Exercise description>
Where the word "JSON" occurs in a line of the data, return the whole line.

Dataset listings of figures
□ □ □ □

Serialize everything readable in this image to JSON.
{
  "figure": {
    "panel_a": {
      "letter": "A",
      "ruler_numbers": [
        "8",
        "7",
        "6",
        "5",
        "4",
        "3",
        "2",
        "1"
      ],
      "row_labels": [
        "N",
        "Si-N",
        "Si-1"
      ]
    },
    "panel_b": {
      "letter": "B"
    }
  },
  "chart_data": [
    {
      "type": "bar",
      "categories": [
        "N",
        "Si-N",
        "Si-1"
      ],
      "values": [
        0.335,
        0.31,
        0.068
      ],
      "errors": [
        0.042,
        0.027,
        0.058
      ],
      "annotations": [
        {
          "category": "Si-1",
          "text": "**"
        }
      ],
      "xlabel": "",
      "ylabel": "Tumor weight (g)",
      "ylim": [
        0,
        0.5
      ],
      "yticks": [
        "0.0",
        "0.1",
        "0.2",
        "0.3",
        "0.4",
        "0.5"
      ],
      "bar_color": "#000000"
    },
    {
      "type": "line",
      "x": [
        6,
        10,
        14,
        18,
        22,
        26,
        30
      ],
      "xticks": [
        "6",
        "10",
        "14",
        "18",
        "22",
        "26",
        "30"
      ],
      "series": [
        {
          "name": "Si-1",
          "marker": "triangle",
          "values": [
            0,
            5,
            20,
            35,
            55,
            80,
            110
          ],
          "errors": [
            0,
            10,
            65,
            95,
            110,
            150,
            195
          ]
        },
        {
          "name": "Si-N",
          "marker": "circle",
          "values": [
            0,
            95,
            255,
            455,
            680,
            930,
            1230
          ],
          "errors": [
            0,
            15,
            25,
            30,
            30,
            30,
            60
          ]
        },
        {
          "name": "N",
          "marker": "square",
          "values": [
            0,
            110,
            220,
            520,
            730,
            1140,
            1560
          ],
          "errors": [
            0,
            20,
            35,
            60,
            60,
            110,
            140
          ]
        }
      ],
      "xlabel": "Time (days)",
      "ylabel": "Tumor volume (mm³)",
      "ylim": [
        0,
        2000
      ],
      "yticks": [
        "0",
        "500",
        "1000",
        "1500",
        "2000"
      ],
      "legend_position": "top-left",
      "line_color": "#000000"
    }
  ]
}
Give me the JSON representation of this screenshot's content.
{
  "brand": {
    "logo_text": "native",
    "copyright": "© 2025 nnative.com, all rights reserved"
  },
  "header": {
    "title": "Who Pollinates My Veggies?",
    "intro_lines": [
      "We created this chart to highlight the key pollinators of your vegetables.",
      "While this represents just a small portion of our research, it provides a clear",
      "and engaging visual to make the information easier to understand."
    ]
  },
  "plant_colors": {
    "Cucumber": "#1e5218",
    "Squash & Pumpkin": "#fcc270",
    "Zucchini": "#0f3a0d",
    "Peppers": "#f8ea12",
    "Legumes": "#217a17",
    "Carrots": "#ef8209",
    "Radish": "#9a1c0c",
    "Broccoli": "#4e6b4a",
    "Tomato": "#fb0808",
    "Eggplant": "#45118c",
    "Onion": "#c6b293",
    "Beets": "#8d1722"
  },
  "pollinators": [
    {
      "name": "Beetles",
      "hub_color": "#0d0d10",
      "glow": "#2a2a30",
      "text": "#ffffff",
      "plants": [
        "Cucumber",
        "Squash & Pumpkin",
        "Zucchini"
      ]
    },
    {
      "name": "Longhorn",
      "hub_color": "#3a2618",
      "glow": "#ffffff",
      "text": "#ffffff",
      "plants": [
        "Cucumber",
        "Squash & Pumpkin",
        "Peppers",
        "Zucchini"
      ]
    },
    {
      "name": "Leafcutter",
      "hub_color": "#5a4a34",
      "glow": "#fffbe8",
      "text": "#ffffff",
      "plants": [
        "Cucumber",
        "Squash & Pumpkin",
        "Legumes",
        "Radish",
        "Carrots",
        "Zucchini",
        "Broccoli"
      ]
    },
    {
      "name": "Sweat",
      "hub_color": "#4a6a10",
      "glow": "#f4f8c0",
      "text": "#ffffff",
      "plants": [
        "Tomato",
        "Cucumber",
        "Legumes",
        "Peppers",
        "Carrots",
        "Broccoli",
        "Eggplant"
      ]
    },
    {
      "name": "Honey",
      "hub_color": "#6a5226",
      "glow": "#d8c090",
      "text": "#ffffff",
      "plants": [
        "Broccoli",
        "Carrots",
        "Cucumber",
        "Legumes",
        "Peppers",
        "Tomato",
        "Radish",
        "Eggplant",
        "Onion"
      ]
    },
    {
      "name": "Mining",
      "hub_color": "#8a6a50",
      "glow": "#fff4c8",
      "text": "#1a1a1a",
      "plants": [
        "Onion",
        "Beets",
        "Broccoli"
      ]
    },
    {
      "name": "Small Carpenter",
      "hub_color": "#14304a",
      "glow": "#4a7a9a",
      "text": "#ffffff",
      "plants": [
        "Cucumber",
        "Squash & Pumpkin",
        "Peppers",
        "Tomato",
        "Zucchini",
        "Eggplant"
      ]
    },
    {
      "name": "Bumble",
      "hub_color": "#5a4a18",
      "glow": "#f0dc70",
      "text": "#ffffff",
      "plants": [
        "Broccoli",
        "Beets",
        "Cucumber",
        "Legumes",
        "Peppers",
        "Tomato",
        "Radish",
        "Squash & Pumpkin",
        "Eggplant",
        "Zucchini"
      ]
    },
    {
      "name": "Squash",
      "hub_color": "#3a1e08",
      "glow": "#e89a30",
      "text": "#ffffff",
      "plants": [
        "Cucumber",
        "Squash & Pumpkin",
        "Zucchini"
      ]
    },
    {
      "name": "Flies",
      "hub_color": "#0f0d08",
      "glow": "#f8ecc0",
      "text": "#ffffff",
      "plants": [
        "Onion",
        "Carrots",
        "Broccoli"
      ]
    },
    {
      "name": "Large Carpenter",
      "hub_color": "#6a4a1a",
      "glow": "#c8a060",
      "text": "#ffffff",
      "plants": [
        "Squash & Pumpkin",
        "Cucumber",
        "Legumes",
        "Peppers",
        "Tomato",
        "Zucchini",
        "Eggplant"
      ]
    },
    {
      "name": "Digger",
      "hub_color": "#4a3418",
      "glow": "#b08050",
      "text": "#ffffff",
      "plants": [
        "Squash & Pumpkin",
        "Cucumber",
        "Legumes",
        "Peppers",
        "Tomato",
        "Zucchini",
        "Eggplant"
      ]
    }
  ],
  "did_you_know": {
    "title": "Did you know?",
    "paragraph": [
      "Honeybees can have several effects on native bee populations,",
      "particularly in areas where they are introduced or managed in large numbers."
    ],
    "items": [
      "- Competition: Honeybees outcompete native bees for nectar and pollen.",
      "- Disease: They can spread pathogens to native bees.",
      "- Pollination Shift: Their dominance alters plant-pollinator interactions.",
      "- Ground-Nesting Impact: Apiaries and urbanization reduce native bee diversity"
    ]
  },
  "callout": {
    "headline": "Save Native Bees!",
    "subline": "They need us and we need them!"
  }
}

□ □ □ □

Answer for this exercise>
Serialize everything readable in this image to JSON.
Give me the JSON representation of this screenshot's content.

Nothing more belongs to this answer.